Rows from a dataset
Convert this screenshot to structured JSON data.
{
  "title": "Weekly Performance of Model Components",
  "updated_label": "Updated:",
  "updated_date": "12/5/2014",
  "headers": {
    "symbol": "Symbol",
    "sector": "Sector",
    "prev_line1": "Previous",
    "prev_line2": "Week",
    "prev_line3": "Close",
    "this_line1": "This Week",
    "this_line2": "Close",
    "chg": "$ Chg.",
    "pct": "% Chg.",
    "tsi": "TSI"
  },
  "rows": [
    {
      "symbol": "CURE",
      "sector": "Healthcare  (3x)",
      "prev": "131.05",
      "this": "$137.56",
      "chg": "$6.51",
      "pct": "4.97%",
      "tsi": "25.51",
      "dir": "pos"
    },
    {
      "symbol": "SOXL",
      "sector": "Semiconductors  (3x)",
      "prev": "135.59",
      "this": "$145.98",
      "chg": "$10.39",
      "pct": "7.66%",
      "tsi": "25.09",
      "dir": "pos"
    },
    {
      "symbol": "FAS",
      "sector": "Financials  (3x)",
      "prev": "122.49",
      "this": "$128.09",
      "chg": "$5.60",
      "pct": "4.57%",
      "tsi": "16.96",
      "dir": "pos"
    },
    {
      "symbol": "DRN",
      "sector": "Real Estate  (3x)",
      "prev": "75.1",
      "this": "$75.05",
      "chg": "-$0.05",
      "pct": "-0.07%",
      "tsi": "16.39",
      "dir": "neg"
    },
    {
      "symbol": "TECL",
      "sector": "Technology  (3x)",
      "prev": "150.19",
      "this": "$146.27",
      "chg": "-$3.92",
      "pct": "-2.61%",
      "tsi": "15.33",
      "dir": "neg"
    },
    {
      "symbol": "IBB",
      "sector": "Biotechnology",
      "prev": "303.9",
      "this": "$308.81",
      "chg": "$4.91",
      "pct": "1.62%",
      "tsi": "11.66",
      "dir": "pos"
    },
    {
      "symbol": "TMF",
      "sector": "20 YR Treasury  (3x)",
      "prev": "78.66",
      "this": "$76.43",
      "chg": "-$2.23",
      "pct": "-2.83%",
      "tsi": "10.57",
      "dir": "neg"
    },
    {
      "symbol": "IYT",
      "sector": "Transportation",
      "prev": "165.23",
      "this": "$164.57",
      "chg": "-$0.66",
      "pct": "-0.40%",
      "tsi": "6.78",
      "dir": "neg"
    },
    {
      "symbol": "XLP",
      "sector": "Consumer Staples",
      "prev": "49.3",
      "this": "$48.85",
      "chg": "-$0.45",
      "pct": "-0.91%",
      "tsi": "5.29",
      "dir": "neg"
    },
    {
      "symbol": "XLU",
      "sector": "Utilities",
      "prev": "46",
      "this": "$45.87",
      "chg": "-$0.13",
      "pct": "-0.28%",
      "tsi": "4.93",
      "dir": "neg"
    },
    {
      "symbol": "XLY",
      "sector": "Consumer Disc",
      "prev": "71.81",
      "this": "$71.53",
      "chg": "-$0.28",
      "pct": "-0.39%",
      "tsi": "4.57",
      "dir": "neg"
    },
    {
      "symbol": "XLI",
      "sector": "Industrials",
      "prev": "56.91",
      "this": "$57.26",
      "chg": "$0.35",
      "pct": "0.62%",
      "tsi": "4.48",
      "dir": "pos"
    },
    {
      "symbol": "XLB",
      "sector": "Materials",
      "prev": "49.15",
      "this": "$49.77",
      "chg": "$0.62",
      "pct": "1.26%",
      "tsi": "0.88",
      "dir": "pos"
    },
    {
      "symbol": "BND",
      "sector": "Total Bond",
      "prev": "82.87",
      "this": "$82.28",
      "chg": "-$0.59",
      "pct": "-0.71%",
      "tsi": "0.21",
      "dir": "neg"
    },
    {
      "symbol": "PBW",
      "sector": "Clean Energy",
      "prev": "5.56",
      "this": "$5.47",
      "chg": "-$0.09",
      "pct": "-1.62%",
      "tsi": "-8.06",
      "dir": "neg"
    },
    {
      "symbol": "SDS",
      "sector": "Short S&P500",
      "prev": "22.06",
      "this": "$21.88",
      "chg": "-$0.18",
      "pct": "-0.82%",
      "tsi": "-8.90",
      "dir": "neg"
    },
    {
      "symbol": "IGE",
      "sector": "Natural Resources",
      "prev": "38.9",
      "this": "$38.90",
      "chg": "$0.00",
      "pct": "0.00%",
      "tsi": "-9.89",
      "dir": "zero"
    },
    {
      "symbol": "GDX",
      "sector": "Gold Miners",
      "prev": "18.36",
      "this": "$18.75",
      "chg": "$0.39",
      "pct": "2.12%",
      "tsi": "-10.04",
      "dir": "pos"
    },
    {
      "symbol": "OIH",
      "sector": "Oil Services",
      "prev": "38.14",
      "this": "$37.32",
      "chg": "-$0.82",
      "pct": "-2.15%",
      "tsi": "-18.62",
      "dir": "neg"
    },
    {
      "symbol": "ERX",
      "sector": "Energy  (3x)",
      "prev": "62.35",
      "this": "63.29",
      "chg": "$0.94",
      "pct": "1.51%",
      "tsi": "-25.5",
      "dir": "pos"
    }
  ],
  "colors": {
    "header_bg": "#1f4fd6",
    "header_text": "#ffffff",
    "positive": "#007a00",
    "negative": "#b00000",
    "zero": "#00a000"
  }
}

==

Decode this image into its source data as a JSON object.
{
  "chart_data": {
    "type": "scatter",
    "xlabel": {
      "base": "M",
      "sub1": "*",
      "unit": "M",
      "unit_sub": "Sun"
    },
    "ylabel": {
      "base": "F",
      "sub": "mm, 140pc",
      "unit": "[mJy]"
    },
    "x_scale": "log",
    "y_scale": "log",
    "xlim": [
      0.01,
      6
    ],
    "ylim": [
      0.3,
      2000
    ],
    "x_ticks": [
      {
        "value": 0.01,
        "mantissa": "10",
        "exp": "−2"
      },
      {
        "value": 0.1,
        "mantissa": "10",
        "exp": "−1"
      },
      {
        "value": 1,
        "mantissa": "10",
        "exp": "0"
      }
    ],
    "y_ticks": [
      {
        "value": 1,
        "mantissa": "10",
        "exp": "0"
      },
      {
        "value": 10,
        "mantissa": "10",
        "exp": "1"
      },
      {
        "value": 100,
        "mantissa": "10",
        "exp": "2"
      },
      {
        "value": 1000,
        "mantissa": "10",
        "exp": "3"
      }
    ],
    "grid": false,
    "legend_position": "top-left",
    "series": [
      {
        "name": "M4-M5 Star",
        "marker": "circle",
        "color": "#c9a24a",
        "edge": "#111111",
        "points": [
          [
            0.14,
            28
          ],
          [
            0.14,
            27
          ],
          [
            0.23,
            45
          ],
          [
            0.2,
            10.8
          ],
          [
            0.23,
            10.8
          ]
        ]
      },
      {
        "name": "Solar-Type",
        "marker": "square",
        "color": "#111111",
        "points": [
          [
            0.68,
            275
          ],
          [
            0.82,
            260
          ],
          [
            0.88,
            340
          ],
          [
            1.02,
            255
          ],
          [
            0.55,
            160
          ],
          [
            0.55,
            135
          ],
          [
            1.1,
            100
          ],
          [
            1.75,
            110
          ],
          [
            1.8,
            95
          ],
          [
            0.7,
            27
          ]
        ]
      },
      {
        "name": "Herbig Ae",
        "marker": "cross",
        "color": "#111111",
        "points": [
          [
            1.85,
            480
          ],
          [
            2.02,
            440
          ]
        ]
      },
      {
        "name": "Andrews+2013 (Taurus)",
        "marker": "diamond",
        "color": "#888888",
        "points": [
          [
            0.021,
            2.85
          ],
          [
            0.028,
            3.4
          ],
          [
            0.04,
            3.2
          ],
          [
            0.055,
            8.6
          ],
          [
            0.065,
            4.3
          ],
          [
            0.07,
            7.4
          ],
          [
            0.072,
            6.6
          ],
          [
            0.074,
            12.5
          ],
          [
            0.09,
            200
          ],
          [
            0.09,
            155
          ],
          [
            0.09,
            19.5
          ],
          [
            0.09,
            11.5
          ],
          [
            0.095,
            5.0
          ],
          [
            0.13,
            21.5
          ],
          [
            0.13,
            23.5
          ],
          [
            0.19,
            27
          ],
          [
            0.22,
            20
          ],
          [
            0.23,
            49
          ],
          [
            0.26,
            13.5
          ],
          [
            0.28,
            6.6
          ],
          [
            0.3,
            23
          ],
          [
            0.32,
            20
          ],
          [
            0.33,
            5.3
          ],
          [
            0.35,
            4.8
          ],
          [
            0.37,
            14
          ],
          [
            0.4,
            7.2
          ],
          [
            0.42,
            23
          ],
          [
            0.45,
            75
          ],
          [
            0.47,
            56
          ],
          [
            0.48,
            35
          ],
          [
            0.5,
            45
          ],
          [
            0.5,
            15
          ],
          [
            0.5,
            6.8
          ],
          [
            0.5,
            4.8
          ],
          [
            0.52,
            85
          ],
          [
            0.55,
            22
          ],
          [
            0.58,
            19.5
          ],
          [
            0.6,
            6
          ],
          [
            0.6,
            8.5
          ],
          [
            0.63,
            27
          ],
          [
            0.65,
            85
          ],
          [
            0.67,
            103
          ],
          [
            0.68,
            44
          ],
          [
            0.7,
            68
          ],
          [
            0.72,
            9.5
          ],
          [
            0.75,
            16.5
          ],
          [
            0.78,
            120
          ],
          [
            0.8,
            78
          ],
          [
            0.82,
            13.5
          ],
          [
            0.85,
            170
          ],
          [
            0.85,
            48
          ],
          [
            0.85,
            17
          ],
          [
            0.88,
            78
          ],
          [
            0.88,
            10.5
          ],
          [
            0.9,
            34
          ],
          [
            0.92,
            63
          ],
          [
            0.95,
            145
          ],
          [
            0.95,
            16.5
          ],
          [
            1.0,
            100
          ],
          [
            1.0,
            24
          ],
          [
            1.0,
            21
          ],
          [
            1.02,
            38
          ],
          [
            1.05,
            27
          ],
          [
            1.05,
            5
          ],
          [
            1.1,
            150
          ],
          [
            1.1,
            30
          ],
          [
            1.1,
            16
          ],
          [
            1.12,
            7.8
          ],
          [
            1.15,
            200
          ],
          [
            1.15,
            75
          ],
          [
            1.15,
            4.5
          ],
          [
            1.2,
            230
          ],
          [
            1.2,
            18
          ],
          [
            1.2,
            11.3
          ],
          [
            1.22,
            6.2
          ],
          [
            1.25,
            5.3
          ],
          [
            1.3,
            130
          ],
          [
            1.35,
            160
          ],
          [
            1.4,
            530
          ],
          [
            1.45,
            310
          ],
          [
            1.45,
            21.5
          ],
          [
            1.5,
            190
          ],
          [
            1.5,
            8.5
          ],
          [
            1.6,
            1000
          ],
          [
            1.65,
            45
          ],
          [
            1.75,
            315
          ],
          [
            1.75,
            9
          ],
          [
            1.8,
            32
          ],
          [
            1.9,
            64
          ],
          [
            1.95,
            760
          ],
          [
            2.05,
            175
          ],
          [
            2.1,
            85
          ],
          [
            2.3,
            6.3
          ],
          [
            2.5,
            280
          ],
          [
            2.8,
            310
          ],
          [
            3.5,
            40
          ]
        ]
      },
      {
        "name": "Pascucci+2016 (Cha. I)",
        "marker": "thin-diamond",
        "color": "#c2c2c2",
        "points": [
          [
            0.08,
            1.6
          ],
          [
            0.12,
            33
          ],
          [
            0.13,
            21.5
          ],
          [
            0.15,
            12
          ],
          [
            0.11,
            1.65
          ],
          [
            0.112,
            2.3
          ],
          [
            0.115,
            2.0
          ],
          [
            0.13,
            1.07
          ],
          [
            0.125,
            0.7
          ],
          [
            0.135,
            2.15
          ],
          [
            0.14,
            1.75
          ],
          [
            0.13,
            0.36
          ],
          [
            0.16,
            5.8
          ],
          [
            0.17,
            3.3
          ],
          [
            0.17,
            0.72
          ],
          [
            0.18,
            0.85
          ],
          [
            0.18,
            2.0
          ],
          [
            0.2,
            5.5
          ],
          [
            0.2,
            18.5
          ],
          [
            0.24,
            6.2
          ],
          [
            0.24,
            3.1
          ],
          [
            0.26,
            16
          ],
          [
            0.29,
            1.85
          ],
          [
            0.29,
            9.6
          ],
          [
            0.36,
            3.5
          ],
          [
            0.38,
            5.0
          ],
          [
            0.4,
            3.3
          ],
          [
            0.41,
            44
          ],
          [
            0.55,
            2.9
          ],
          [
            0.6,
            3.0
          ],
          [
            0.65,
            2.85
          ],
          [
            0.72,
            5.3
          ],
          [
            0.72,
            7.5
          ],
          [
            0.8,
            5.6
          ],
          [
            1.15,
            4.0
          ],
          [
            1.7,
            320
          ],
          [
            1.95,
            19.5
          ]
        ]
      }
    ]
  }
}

Challenge:
Locate each line containing the string "marker" and show it.

Answer for this exercise:
        "marker": "circle",
        "marker": "square",
        "marker": "cross",
        "marker": "diamond",
        "marker": "thin-diamond",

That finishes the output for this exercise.